WRITTEN PROBLEM |
Swap "point-label" for "point-tag" in the lines from the line with "data-point [159, 504, 165, 509]" up to and including the line with "footer-source: @lenkiefer Source", and write out only those lines again with nothing else changed.

DATA IN THIS EXERCISE |

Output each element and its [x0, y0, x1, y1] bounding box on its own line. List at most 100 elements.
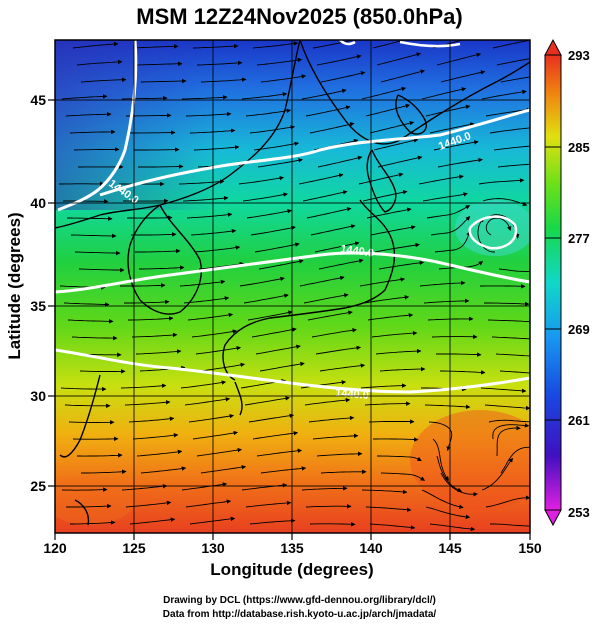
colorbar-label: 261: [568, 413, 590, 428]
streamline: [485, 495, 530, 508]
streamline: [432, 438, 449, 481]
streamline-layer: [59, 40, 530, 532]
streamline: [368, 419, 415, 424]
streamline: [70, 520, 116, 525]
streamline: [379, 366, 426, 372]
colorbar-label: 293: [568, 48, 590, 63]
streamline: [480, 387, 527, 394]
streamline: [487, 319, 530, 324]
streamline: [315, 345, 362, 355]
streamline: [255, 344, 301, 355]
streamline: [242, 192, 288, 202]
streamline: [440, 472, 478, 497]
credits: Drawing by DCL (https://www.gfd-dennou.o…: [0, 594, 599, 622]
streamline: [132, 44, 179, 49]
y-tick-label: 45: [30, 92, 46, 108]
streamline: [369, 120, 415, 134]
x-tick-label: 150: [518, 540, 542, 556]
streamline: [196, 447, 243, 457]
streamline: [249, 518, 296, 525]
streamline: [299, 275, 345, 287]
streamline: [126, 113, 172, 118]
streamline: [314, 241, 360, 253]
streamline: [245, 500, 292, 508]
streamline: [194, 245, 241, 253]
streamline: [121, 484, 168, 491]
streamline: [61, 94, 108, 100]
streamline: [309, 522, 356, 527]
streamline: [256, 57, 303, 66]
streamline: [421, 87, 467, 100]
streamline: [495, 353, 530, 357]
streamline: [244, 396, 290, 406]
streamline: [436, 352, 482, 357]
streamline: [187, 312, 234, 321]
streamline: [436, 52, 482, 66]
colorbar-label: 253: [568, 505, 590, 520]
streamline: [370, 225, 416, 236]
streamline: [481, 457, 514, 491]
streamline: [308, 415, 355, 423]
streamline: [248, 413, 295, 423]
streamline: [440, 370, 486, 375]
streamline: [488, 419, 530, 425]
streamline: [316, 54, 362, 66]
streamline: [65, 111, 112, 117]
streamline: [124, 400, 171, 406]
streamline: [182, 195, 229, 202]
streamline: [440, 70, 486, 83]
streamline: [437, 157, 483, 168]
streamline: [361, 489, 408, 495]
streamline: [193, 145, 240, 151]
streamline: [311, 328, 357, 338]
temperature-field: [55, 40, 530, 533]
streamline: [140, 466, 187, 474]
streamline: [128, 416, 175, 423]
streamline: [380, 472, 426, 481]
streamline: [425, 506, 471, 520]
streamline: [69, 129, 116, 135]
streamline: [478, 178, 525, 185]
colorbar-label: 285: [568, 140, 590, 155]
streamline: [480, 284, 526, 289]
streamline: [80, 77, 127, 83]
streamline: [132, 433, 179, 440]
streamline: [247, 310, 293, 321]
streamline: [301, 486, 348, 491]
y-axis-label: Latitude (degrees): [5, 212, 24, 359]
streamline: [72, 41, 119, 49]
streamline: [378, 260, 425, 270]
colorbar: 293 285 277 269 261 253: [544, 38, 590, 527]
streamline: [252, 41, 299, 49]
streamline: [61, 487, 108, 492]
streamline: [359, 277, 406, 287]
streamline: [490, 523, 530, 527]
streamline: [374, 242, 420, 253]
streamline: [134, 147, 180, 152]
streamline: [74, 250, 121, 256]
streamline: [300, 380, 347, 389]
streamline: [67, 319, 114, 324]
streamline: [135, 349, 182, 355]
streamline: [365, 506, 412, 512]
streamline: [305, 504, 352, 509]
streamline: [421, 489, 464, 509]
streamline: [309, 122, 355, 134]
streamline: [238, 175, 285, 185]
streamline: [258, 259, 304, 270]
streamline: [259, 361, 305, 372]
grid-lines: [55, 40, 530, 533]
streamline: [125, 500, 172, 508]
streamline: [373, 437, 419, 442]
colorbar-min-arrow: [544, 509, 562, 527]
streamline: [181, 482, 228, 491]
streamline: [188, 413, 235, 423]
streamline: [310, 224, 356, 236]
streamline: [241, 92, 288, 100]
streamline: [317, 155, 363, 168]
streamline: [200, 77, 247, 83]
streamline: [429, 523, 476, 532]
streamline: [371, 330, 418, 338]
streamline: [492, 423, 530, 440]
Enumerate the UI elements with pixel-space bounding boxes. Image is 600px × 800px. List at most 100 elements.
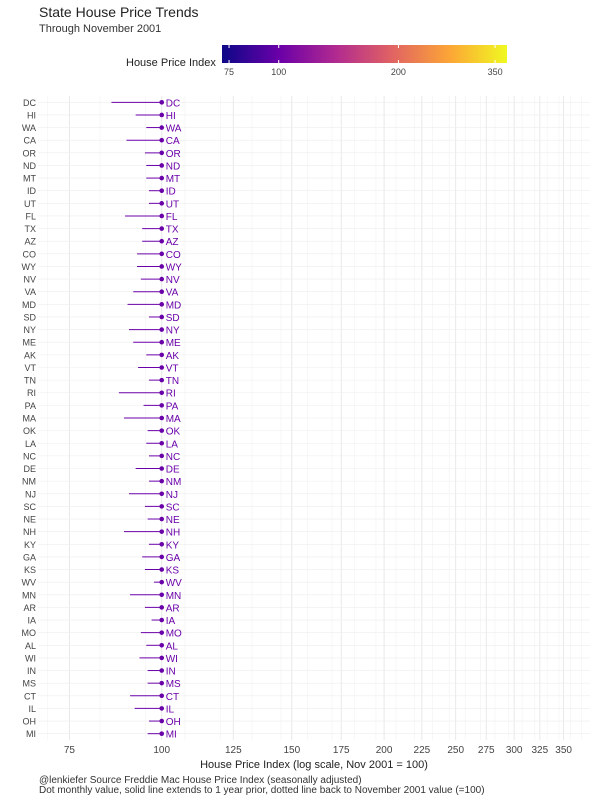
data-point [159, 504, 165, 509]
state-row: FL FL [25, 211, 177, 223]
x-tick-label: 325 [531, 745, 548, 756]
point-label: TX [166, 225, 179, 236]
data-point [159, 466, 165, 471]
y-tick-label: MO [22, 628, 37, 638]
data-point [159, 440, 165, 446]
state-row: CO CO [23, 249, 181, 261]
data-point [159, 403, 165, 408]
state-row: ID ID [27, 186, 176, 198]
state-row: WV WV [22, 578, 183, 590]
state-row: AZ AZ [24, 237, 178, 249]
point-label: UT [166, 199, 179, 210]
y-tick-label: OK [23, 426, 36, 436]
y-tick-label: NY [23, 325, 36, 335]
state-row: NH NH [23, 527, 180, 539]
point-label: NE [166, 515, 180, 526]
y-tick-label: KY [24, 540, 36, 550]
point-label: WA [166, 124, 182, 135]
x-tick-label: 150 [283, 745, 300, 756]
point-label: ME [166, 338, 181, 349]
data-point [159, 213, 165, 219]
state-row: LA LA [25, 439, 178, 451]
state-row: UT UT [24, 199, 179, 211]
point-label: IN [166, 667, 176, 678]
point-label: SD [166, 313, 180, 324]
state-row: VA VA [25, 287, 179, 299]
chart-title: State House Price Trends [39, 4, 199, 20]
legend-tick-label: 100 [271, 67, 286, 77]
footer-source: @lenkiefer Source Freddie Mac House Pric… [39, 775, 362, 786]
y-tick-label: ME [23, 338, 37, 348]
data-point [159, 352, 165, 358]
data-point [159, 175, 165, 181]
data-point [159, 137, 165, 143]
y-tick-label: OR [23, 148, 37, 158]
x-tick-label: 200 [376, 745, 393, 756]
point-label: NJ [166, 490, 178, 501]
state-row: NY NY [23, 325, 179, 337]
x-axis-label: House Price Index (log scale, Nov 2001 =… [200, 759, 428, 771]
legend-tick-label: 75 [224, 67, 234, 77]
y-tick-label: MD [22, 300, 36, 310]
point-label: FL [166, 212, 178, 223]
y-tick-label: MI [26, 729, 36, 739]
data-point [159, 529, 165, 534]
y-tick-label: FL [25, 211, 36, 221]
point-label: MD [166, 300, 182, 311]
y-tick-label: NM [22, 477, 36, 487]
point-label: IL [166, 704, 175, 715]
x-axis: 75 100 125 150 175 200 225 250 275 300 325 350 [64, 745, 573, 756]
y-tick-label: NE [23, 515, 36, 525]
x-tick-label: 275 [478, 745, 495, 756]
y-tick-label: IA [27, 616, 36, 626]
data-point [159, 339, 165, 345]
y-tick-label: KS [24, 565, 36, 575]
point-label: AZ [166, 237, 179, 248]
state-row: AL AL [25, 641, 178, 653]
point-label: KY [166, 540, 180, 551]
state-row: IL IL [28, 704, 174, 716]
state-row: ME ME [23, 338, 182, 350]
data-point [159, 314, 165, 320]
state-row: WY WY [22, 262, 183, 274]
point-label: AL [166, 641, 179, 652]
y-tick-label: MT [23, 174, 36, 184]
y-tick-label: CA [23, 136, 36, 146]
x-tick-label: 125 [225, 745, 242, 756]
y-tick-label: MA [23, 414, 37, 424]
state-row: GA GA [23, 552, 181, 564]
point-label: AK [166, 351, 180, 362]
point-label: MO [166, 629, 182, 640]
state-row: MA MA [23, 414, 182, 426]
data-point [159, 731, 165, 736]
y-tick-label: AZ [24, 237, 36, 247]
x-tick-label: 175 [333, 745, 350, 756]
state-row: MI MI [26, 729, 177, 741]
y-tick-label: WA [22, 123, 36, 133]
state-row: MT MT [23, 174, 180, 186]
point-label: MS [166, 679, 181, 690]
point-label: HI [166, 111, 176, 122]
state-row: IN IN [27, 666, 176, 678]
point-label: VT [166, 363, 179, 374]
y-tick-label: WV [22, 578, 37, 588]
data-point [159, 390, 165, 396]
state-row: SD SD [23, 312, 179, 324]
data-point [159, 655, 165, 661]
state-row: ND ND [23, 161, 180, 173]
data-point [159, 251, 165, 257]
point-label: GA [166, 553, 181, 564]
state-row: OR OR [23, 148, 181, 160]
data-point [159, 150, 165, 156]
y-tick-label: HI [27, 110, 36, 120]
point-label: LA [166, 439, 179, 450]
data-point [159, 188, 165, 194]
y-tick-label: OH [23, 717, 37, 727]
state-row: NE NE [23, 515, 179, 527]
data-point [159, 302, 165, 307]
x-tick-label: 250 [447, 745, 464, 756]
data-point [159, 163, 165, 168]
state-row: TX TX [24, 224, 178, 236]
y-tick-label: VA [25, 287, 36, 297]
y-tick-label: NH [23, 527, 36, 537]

THE RESPONSE |
data-point [159, 504, 165, 509]
state-row: FL FL [25, 211, 177, 223]
x-tick-label: 325 [531, 745, 548, 756]
point-tag: TX [166, 225, 179, 236]
data-point [159, 466, 165, 471]
y-tick-label: MO [22, 628, 37, 638]
data-point [159, 440, 165, 446]
state-row: CO CO [23, 249, 181, 261]
data-point [159, 403, 165, 408]
state-row: ID ID [27, 186, 176, 198]
state-row: WV WV [22, 578, 183, 590]
state-row: AZ AZ [24, 237, 178, 249]
point-tag: UT [166, 199, 179, 210]
y-tick-label: OK [23, 426, 36, 436]
y-tick-label: NY [23, 325, 36, 335]
state-row: NH NH [23, 527, 180, 539]
point-tag: NE [166, 515, 180, 526]
y-tick-label: KY [24, 540, 36, 550]
point-tag: WA [166, 124, 182, 135]
x-tick-label: 150 [283, 745, 300, 756]
point-tag: ME [166, 338, 181, 349]
data-point [159, 213, 165, 219]
state-row: LA LA [25, 439, 178, 451]
state-row: UT UT [24, 199, 179, 211]
point-tag: IN [166, 667, 176, 678]
point-tag: SD [166, 313, 180, 324]
state-row: VA VA [25, 287, 179, 299]
chart-title: State House Price Trends [39, 4, 199, 20]
legend-tick-label: 100 [271, 67, 286, 77]
footer-source: @lenkiefer Source Freddie Mac House Pric… [39, 775, 362, 786]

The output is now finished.